[REQUIRED TASKS]:
**1)** Can you reproduce, word for word, the portion of the Hans Grunder biography that opens with the words containing "Hans Grunder (born" and closes with "the National Council."?
**2)** Can you continue the Hans Grunder biography from its last sentence onward?

[PROVIDED TEXT]:

>> START

Hans Grunder (born 13 June 1956 in Rüderswil; in Vechigen) is a Swiss politician in the Conservative Democratic Party of Switzerland (BDP).

Life 
Hans Grunder lives in Rüegsau. He comes from a rural family, is married and has five children. Since 1987, he has been the owner of an international survey-consulting company with around 140 staff. He is also known regionally (and not uncontroversially) as the president of the SCL Tigers. Since 2001, he has also worked with his family on his own horse breeding farm.

In 1999, Grunder was elected as a representative of the Swiss People's Party (SVP) in the Grand Council of Bern. He was vice-president of the Trachselwald District branch of the SVP, from November 1999 until November 2006. After that he was President of the same branch until 2008. In the 2007 Swiss federal election he won a seat in the National Council.

>> END

[DATA LINES]:
>> START

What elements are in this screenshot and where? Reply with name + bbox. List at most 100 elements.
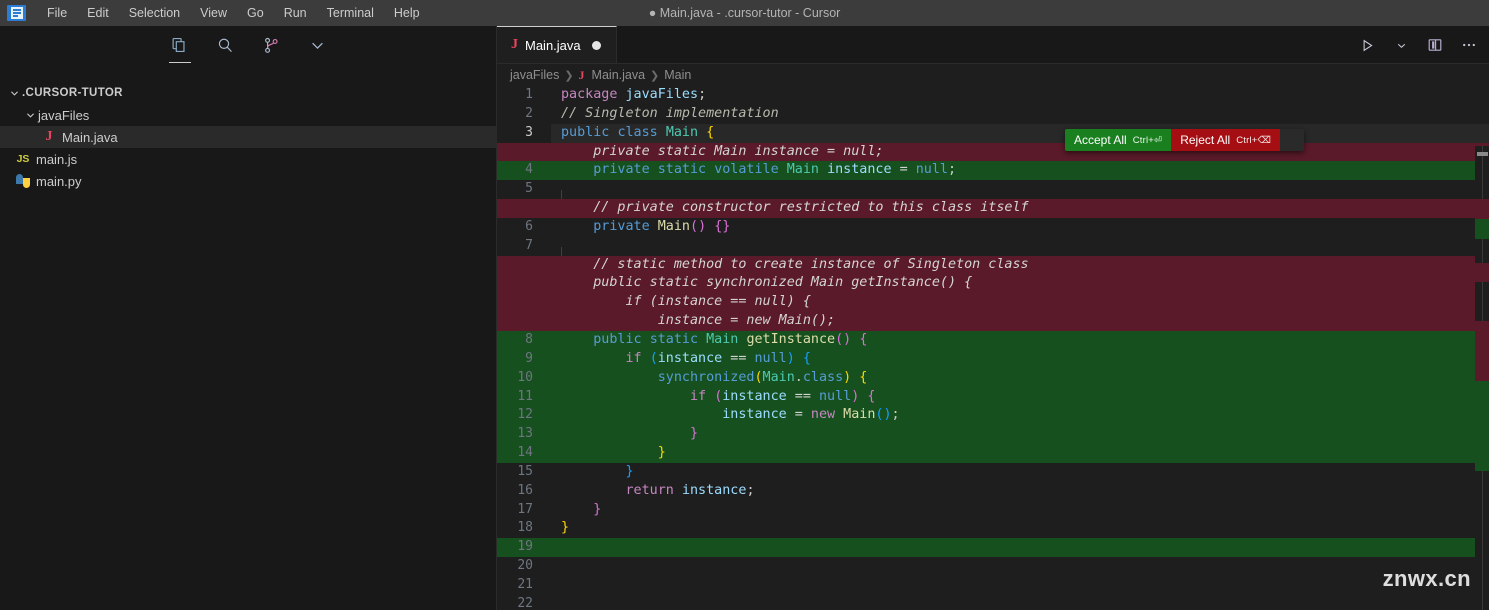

>> END

[IN RESPONSE]:
**1)**
Hans Grunder (born 13 June 1956 in Rüderswil; in Vechigen) is a Swiss politician in the Conservative Democratic Party of Switzerland (BDP).

Life 
Hans Grunder lives in Rüegsau. He comes from a rural family, is married and has five children. Since 1987, he has been the owner of an international survey-consulting company with around 140 staff. He is also known regionally (and not uncontroversially) as the president of the SCL Tigers. Since 2001, he has also worked with his family on his own horse breeding farm.

In 1999, Grunder was elected as a representative of the Swiss People's Party (SVP) in the Grand Council of Bern. He was vice-president of the Trachselwald District branch of the SVP, from November 1999 until November 2006. After that he was President of the same branch until 2008. In the 2007 Swiss federal election he won a seat in the National Council.

**2)**
Grunder was co-founder of the BDP of the Canton of Bern. On 1 November 2008, he was elected party president at the inaugural general meeting of the BDP as a national party. In the 2011 federal election he was re-elected to the National Council. On 5 May 2012, Grunder resigned from the position of party president His successor was Martin Landolt.

References

External links 

Website of Hans Grunder
Website of Grunder's Horse Farm
Der Ingenieur der BDP. Video feature on 10vor10 (2 June 2011)

Members of the National Council (Switzerland)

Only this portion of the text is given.